- [WRITTEN REQUEST] Extract each line bearing the word "title".

- [DATA FOR THIS EXERCISE]
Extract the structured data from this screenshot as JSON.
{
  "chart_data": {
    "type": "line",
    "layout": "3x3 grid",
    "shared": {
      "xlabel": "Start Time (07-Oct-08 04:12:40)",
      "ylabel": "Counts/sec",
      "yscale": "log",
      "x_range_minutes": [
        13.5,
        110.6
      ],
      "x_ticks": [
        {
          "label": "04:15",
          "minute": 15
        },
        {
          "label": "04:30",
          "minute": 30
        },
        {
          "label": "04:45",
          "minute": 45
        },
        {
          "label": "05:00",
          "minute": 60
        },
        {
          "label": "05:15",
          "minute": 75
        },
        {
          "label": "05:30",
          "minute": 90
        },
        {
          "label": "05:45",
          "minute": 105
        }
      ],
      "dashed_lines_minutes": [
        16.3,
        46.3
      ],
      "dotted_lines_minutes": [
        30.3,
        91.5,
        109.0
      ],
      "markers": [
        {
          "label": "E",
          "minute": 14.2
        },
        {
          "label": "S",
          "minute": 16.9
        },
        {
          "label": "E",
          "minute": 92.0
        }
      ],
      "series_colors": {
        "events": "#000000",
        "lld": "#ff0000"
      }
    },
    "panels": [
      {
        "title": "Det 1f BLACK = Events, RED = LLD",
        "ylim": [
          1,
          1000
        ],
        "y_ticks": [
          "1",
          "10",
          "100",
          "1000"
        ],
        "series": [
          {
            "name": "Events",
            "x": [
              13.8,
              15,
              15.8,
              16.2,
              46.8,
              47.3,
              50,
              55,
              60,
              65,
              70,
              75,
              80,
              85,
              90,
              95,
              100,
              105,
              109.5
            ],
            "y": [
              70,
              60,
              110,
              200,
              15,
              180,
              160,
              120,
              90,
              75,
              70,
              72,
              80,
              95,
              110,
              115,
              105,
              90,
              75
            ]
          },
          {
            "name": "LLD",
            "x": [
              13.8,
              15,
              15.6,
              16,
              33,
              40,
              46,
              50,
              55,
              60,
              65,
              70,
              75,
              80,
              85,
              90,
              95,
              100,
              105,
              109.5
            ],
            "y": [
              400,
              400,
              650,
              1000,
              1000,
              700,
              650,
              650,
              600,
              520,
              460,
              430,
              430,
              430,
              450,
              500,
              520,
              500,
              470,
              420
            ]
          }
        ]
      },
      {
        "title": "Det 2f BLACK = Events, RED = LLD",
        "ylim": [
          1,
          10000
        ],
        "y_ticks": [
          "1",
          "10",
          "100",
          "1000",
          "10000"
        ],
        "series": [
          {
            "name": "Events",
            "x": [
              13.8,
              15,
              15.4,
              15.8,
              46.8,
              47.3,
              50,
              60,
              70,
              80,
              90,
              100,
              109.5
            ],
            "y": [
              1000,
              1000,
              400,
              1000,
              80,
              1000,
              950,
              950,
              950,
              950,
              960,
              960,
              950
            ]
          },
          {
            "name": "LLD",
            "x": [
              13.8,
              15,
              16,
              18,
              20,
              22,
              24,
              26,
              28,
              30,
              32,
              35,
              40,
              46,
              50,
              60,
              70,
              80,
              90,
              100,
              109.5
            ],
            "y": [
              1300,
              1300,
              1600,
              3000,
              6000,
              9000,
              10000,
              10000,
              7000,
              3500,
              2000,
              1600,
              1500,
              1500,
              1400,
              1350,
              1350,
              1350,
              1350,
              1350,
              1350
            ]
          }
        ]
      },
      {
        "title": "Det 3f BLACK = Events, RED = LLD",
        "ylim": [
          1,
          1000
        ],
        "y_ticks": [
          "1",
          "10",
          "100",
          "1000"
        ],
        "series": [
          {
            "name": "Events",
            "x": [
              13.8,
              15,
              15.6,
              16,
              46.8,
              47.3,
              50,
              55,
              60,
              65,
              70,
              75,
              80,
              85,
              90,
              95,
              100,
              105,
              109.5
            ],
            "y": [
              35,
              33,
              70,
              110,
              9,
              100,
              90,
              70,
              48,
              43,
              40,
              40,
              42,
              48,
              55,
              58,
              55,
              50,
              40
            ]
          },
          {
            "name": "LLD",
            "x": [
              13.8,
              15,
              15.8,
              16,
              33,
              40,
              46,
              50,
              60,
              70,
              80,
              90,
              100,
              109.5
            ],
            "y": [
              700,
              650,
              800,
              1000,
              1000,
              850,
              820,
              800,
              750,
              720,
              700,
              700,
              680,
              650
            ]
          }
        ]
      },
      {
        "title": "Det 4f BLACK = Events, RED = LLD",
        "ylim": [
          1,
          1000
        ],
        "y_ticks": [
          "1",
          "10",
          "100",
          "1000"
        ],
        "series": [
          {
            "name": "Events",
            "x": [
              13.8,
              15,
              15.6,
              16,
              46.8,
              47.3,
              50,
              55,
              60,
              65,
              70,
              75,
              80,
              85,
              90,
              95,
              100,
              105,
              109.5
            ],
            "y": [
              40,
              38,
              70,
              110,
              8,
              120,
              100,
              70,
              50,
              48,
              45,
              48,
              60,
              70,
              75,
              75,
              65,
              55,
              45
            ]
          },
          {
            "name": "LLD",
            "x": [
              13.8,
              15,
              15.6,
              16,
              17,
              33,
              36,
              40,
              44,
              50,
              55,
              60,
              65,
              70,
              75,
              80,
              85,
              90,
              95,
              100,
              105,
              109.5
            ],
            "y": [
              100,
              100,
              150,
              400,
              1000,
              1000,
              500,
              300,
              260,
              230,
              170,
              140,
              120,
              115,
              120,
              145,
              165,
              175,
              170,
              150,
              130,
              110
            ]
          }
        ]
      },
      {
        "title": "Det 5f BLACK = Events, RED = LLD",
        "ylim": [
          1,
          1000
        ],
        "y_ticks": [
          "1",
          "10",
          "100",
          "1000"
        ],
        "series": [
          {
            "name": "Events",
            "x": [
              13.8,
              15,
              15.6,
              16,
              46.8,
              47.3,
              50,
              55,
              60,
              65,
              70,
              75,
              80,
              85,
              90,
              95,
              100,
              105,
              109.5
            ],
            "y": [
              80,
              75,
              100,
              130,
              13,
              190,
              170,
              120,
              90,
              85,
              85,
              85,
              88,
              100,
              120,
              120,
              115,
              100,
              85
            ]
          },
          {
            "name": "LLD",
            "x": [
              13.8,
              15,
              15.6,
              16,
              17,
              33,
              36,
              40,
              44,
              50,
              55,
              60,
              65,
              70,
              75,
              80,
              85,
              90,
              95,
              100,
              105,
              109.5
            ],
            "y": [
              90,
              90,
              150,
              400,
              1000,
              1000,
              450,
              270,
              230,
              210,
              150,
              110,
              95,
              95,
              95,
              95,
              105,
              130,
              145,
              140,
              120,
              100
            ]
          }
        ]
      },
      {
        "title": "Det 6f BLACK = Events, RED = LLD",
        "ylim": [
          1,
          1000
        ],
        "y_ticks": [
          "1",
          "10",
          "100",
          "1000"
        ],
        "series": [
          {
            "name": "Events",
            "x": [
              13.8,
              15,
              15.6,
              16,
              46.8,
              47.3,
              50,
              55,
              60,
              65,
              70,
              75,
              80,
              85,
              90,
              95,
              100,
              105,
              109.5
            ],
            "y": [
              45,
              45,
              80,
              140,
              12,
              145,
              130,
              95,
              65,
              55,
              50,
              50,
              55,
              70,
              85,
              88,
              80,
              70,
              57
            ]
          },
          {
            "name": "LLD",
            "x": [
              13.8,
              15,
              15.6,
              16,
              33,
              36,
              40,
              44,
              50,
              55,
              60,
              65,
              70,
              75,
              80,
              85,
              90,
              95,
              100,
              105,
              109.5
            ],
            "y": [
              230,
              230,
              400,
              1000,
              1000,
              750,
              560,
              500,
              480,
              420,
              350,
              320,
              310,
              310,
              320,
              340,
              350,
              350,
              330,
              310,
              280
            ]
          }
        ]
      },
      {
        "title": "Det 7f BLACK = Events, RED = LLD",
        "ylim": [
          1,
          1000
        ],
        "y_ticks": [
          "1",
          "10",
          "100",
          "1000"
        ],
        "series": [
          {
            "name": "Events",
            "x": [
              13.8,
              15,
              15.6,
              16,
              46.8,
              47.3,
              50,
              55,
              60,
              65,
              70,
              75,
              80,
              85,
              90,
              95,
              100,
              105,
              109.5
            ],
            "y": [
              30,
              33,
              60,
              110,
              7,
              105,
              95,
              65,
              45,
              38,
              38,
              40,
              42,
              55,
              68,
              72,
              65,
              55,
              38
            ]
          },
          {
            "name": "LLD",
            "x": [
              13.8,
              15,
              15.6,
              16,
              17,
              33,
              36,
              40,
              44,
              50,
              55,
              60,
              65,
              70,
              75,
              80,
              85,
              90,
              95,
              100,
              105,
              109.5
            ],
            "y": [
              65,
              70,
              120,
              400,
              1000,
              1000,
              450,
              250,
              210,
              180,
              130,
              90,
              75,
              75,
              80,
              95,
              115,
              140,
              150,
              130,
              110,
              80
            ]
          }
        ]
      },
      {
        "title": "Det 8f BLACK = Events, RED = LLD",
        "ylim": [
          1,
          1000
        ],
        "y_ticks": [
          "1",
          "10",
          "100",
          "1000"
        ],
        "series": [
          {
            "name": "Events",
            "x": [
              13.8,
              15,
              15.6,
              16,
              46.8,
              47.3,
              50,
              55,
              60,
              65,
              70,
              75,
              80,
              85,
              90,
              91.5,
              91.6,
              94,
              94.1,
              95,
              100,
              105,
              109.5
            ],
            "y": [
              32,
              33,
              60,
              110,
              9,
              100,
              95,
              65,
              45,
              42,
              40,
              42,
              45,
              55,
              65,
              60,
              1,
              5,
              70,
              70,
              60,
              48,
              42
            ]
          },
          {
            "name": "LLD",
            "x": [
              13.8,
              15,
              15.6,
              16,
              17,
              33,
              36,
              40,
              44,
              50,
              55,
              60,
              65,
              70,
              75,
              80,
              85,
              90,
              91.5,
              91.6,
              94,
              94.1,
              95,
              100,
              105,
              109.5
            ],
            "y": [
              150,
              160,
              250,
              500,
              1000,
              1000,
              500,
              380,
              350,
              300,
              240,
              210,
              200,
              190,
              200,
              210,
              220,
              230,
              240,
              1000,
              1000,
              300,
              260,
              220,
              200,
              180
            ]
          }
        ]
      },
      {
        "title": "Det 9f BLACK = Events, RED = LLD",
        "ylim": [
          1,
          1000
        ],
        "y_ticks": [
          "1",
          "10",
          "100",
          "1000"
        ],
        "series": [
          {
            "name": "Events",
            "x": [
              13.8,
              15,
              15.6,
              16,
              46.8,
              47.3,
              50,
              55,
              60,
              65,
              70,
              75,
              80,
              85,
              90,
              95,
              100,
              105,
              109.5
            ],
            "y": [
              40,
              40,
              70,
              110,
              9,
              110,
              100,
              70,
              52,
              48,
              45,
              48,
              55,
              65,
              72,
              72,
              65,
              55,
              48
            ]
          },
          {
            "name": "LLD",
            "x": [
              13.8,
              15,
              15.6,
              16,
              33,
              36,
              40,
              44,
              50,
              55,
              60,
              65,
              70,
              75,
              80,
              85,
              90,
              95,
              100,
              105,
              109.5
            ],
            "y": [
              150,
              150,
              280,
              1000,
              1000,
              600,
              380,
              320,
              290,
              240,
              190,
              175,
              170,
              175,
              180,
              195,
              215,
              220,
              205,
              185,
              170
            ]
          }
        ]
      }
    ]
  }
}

- [RIGHT ANSWER]
        "title": "Det 1f BLACK = Events, RED = LLD",
        "title": "Det 2f BLACK = Events, RED = LLD",
        "title": "Det 3f BLACK = Events, RED = LLD",
        "title": "Det 4f BLACK = Events, RED = LLD",
        "title": "Det 5f BLACK = Events, RED = LLD",
        "title": "Det 6f BLACK = Events, RED = LLD",
        "title": "Det 7f BLACK = Events, RED = LLD",
        "title": "Det 8f BLACK = Events, RED = LLD",
        "title": "Det 9f BLACK = Events, RED = LLD",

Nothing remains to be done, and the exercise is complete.